EXERCISE
Reproduce all entries verbatim, with nothing added or dropped.

PROVIDED ENTRIES
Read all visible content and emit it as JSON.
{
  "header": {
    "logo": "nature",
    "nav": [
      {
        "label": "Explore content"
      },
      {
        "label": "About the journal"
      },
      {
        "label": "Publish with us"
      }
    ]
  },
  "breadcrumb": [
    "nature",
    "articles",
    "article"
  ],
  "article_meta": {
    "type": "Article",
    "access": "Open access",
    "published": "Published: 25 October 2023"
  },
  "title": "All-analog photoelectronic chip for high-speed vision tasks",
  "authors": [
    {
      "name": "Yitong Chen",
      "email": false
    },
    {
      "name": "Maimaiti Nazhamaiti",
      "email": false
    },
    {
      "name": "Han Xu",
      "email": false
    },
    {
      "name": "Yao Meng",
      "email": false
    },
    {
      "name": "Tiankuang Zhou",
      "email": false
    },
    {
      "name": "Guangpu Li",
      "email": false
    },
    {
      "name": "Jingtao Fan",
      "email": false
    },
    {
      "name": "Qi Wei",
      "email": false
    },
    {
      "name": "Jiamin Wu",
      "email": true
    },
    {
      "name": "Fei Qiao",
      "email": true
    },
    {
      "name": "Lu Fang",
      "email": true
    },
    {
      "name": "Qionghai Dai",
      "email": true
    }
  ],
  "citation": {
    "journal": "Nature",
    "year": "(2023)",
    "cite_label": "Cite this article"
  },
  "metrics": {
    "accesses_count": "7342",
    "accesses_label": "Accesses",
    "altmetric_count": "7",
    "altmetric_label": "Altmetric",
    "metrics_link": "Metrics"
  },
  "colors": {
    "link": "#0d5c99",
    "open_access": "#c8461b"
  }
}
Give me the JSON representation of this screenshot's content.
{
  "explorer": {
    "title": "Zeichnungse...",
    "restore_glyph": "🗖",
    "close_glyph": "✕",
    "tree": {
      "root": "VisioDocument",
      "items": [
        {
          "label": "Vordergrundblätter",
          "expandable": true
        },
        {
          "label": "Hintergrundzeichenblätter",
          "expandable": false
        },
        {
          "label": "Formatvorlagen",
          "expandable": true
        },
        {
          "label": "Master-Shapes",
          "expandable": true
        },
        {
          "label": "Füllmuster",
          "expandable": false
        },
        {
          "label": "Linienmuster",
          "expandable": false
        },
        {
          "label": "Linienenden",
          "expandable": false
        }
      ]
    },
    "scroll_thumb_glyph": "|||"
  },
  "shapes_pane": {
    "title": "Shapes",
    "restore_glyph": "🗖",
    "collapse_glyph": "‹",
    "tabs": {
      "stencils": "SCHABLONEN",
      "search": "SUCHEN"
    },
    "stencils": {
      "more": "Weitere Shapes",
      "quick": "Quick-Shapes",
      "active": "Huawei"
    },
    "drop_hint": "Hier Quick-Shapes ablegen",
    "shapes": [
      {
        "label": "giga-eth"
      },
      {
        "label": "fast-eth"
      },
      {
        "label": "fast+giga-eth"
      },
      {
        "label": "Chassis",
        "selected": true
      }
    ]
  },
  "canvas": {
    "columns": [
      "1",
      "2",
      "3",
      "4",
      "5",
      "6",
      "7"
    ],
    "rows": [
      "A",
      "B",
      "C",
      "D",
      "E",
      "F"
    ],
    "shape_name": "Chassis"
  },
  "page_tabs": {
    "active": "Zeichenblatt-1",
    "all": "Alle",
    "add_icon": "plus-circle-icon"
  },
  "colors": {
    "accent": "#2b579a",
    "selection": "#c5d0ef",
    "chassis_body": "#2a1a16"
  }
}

EXERCISE RESULT
Read all visible content and emit it as JSON.
{
  "header": {
    "logo": "nature",
    "nav": [
      {
        "label": "Explore content"
      },
      {
        "label": "About the journal"
      },
      {
        "label": "Publish with us"
      }
    ]
  },
  "breadcrumb": [
    "nature",
    "articles",
    "article"
  ],
  "article_meta": {
    "type": "Article",
    "access": "Open access",
    "published": "Published: 25 October 2023"
  },
  "title": "All-analog photoelectronic chip for high-speed vision tasks",
  "authors": [
    {
      "name": "Yitong Chen",
      "email": false
    },
    {
      "name": "Maimaiti Nazhamaiti",
      "email": false
    },
    {
      "name": "Han Xu",
      "email": false
    },
    {
      "name": "Yao Meng",
      "email": false
    },
    {
      "name": "Tiankuang Zhou",
      "email": false
    },
    {
      "name": "Guangpu Li",
      "email": false
    },
    {
      "name": "Jingtao Fan",
      "email": false
    },
    {
      "name": "Qi Wei",
      "email": false
    },
    {
      "name": "Jiamin Wu",
      "email": true
    },
    {
      "name": "Fei Qiao",
      "email": true
    },
    {
      "name": "Lu Fang",
      "email": true
    },
    {
      "name": "Qionghai Dai",
      "email": true
    }
  ],
  "citation": {
    "journal": "Nature",
    "year": "(2023)",
    "cite_label": "Cite this article"
  },
  "metrics": {
    "accesses_count": "7342",
    "accesses_label": "Accesses",
    "altmetric_count": "7",
    "altmetric_label": "Altmetric",
    "metrics_link": "Metrics"
  },
  "colors": {
    "link": "#0d5c99",
    "open_access": "#c8461b"
  }
}
Give me the JSON representation of this screenshot's content.
{
  "explorer": {
    "title": "Zeichnungse...",
    "restore_glyph": "🗖",
    "close_glyph": "✕",
    "tree": {
      "root": "VisioDocument",
      "items": [
        {
          "label": "Vordergrundblätter",
          "expandable": true
        },
        {
          "label": "Hintergrundzeichenblätter",
          "expandable": false
        },
        {
          "label": "Formatvorlagen",
          "expandable": true
        },
        {
          "label": "Master-Shapes",
          "expandable": true
        },
        {
          "label": "Füllmuster",
          "expandable": false
        },
        {
          "label": "Linienmuster",
          "expandable": false
        },
        {
          "label": "Linienenden",
          "expandable": false
        }
      ]
    },
    "scroll_thumb_glyph": "|||"
  },
  "shapes_pane": {
    "title": "Shapes",
    "restore_glyph": "🗖",
    "collapse_glyph": "‹",
    "tabs": {
      "stencils": "SCHABLONEN",
      "search": "SUCHEN"
    },
    "stencils": {
      "more": "Weitere Shapes",
      "quick": "Quick-Shapes",
      "active": "Huawei"
    },
    "drop_hint": "Hier Quick-Shapes ablegen",
    "shapes": [
      {
        "label": "giga-eth"
      },
      {
        "label": "fast-eth"
      },
      {
        "label": "fast+giga-eth"
      },
      {
        "label": "Chassis",
        "selected": true
      }
    ]
  },
  "canvas": {
    "columns": [
      "1",
      "2",
      "3",
      "4",
      "5",
      "6",
      "7"
    ],
    "rows": [
      "A",
      "B",
      "C",
      "D",
      "E",
      "F"
    ],
    "shape_name": "Chassis"
  },
  "page_tabs": {
    "active": "Zeichenblatt-1",
    "all": "Alle",
    "add_icon": "plus-circle-icon"
  },
  "colors": {
    "accent": "#2b579a",
    "selection": "#c5d0ef",
    "chassis_body": "#2a1a16"
  }
}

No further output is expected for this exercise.